— Begin —

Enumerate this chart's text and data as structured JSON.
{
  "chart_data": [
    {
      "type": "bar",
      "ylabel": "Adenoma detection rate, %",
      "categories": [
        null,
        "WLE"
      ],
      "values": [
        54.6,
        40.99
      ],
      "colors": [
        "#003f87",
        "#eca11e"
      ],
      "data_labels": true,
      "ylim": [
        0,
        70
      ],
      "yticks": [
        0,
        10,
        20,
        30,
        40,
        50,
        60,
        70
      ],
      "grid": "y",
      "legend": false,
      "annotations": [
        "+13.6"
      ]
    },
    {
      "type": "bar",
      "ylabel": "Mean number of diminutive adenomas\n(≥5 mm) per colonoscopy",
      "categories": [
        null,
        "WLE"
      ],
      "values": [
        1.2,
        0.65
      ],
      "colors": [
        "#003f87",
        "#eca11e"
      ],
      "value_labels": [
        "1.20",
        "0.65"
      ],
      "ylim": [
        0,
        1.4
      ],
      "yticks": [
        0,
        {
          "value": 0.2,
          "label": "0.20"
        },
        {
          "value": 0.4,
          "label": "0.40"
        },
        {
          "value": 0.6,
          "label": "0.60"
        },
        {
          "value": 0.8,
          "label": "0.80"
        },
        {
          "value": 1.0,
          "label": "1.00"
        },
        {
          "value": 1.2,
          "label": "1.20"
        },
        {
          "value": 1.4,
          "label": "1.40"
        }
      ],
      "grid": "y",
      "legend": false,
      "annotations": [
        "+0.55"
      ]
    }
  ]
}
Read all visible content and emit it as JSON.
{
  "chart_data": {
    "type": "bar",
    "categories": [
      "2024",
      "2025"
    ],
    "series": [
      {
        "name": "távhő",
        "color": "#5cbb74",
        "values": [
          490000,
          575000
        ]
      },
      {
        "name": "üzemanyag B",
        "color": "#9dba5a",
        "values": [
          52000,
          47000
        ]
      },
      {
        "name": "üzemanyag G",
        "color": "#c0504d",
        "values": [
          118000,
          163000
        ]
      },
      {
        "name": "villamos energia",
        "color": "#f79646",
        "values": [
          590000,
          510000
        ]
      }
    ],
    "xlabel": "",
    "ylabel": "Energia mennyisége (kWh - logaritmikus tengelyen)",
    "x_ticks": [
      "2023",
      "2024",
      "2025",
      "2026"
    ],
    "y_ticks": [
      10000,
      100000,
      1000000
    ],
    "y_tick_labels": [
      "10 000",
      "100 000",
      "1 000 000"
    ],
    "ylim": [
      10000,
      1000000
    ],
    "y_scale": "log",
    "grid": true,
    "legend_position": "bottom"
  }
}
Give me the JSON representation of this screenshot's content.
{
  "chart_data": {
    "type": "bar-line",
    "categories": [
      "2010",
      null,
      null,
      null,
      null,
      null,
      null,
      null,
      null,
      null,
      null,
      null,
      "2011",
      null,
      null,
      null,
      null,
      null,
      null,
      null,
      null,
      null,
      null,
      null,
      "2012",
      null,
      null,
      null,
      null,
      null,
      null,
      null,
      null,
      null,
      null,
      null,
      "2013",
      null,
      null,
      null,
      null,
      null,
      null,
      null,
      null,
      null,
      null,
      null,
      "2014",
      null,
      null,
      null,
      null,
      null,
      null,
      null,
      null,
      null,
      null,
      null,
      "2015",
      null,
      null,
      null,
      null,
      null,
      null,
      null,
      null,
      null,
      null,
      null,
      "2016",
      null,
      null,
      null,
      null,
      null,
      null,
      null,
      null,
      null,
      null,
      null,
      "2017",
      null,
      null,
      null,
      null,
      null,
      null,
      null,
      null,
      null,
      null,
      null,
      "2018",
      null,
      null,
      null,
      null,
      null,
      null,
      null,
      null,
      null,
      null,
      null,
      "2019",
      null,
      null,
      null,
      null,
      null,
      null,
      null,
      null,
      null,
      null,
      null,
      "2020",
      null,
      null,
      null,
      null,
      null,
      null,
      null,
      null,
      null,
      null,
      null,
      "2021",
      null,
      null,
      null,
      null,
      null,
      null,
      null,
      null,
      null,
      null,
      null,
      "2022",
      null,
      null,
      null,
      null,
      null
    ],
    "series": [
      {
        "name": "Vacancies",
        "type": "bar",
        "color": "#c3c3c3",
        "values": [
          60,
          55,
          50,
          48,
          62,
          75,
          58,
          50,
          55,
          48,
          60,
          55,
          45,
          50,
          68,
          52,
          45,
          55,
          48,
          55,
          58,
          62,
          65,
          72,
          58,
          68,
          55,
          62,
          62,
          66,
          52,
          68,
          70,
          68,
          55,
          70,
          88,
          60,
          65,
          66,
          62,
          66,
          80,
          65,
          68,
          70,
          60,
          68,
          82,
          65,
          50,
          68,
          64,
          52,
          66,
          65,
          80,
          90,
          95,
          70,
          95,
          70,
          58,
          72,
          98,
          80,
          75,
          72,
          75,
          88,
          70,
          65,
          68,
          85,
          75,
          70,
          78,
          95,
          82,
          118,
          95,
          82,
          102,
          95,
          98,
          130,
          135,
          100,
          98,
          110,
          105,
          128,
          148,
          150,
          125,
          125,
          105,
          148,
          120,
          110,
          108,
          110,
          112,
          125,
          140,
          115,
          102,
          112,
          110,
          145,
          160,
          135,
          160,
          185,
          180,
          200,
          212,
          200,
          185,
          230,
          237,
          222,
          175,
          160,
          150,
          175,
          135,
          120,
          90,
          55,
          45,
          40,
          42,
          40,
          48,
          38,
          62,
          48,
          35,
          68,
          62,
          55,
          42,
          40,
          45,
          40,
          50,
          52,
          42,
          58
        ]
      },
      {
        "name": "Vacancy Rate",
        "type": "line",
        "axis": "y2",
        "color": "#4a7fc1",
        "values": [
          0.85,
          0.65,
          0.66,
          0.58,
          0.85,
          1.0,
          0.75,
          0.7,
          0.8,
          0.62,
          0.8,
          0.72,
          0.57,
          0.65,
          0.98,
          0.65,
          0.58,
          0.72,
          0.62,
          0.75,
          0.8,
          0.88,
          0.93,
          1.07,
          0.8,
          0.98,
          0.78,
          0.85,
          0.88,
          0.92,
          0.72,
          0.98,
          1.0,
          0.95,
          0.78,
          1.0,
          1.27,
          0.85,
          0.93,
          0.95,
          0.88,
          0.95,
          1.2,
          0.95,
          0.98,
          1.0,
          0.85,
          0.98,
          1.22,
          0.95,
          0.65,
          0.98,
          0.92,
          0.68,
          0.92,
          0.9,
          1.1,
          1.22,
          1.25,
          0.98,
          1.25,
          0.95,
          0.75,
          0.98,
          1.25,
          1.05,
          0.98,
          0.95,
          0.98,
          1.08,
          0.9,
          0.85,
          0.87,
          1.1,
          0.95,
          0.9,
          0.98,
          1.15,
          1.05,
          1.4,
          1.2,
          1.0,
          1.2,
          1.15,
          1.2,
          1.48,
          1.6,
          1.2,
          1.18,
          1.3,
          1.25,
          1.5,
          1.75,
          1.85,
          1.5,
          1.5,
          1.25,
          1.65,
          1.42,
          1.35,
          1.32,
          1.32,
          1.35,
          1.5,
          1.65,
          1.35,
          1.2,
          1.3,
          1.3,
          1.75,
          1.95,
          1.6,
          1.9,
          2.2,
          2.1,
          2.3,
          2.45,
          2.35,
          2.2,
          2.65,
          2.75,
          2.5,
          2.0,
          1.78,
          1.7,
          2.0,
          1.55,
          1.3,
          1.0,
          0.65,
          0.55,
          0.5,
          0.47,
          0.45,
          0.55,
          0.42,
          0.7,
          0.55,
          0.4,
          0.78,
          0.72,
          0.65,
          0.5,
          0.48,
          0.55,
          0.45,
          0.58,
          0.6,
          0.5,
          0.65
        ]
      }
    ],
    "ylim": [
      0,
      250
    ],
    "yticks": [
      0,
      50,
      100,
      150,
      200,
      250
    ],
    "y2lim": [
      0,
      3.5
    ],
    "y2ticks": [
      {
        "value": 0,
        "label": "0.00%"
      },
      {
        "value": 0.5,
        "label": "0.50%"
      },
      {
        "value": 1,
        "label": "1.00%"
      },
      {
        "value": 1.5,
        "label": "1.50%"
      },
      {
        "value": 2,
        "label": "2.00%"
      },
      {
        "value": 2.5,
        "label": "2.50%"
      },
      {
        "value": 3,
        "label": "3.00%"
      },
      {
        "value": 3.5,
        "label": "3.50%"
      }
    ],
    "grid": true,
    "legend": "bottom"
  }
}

— End —

Your goal: Provide the number of lines containing the string "ylabel", with no other output.

Exercise response: 3